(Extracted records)
########

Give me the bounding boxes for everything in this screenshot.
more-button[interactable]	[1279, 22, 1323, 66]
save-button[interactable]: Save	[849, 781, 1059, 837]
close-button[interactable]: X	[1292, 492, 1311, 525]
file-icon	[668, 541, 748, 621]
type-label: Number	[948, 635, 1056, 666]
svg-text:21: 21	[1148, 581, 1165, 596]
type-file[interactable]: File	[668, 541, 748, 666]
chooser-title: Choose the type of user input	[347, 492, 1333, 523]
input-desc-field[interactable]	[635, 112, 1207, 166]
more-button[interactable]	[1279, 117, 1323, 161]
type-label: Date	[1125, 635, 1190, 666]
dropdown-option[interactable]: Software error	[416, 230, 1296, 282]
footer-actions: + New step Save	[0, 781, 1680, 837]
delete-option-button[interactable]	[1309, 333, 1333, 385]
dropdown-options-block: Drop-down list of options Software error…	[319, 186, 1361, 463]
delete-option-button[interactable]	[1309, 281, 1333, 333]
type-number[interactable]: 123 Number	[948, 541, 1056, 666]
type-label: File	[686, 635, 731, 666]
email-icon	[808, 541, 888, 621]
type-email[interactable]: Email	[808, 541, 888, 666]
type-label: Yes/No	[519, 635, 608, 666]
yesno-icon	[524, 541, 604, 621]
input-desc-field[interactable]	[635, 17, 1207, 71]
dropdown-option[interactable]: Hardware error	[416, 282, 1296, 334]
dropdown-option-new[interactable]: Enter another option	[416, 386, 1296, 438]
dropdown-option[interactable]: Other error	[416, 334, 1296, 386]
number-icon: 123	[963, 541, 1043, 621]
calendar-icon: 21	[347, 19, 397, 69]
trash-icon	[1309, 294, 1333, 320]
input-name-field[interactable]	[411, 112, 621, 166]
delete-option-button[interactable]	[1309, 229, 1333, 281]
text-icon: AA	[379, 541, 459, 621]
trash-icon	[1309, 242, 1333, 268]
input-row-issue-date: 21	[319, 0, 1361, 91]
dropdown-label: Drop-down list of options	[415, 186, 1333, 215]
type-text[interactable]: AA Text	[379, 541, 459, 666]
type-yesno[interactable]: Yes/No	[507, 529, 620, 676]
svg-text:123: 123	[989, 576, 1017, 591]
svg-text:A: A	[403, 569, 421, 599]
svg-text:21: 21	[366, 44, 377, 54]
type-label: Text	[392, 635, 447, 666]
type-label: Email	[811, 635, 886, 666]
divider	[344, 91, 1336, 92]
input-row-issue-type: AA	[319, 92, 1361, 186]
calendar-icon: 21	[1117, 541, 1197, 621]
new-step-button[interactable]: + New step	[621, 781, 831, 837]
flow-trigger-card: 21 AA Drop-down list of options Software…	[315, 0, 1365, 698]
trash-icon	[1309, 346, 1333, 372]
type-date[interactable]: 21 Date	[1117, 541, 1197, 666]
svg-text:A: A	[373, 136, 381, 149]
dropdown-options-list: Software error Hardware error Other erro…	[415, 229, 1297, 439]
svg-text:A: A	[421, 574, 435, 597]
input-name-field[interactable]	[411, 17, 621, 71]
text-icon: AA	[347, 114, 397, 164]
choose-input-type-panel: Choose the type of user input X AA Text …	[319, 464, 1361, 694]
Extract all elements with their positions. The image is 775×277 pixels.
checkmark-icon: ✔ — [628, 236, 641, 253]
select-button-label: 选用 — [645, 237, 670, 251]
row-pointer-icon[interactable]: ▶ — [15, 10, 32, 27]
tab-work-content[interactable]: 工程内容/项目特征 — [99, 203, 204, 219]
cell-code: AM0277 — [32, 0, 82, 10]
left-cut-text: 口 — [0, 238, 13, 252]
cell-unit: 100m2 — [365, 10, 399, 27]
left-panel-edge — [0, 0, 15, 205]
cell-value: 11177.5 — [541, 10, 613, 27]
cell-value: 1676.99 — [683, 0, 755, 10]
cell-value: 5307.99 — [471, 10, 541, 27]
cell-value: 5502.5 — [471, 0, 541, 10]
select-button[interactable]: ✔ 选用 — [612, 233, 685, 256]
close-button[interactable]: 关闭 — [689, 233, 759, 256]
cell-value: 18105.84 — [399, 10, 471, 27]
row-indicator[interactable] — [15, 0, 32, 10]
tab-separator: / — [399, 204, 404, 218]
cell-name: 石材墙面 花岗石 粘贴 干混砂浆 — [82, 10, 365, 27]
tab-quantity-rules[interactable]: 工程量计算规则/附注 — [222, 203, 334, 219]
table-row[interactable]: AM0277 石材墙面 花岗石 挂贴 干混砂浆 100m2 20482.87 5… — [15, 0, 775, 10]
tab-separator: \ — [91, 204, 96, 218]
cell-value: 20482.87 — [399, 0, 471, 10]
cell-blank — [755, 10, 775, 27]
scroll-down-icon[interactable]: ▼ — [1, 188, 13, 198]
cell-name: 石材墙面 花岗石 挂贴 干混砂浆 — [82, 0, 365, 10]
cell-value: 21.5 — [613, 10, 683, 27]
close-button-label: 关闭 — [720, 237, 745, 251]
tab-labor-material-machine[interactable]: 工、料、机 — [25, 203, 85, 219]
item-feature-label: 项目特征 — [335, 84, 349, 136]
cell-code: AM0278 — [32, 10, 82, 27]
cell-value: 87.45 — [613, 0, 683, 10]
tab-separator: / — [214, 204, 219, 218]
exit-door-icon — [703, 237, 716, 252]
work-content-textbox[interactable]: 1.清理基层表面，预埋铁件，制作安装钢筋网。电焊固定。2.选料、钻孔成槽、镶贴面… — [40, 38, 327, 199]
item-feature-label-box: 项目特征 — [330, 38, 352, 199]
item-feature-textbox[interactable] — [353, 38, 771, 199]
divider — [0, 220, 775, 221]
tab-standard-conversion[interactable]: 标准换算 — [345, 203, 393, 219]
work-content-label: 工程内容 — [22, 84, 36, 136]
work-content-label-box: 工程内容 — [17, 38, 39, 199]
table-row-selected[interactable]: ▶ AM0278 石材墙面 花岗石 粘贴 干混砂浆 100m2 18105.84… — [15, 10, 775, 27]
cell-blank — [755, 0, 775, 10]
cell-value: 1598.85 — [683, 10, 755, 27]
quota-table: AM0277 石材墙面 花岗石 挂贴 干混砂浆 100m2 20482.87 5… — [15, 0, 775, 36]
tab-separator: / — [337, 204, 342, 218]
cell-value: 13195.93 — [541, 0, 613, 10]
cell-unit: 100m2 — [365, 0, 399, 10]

########

What you need to do
Output the rows exactly as they appear, starting at the first row of the rows and ending with the line containing "92, 1361, 186]", including both.

Worked answer
Give me the bounding boxes for everything in this screenshot.
more-button[interactable]	[1279, 22, 1323, 66]
save-button[interactable]: Save	[849, 781, 1059, 837]
close-button[interactable]: X	[1292, 492, 1311, 525]
file-icon	[668, 541, 748, 621]
type-label: Number	[948, 635, 1056, 666]
svg-text:21: 21	[1148, 581, 1165, 596]
type-file[interactable]: File	[668, 541, 748, 666]
chooser-title: Choose the type of user input	[347, 492, 1333, 523]
input-desc-field[interactable]	[635, 112, 1207, 166]
more-button[interactable]	[1279, 117, 1323, 161]
type-label: Date	[1125, 635, 1190, 666]
dropdown-option[interactable]: Software error	[416, 230, 1296, 282]
footer-actions: + New step Save	[0, 781, 1680, 837]
delete-option-button[interactable]	[1309, 333, 1333, 385]
dropdown-options-block: Drop-down list of options Software error…	[319, 186, 1361, 463]
delete-option-button[interactable]	[1309, 281, 1333, 333]
type-number[interactable]: 123 Number	[948, 541, 1056, 666]
type-label: File	[686, 635, 731, 666]
email-icon	[808, 541, 888, 621]
type-email[interactable]: Email	[808, 541, 888, 666]
type-label: Yes/No	[519, 635, 608, 666]
yesno-icon	[524, 541, 604, 621]
input-desc-field[interactable]	[635, 17, 1207, 71]
dropdown-option[interactable]: Hardware error	[416, 282, 1296, 334]
dropdown-option-new[interactable]: Enter another option	[416, 386, 1296, 438]
dropdown-option[interactable]: Other error	[416, 334, 1296, 386]
number-icon: 123	[963, 541, 1043, 621]
calendar-icon: 21	[347, 19, 397, 69]
trash-icon	[1309, 294, 1333, 320]
input-name-field[interactable]	[411, 112, 621, 166]
delete-option-button[interactable]	[1309, 229, 1333, 281]
text-icon: AA	[379, 541, 459, 621]
trash-icon	[1309, 242, 1333, 268]
input-row-issue-date: 21	[319, 0, 1361, 91]
dropdown-label: Drop-down list of options	[415, 186, 1333, 215]
type-text[interactable]: AA Text	[379, 541, 459, 666]
type-yesno[interactable]: Yes/No	[507, 529, 620, 676]
svg-text:123: 123	[989, 576, 1017, 591]
svg-text:A: A	[403, 569, 421, 599]
svg-text:21: 21	[366, 44, 377, 54]
type-label: Text	[392, 635, 447, 666]
type-label: Email	[811, 635, 886, 666]
divider	[344, 91, 1336, 92]
input-row-issue-type: AA	[319, 92, 1361, 186]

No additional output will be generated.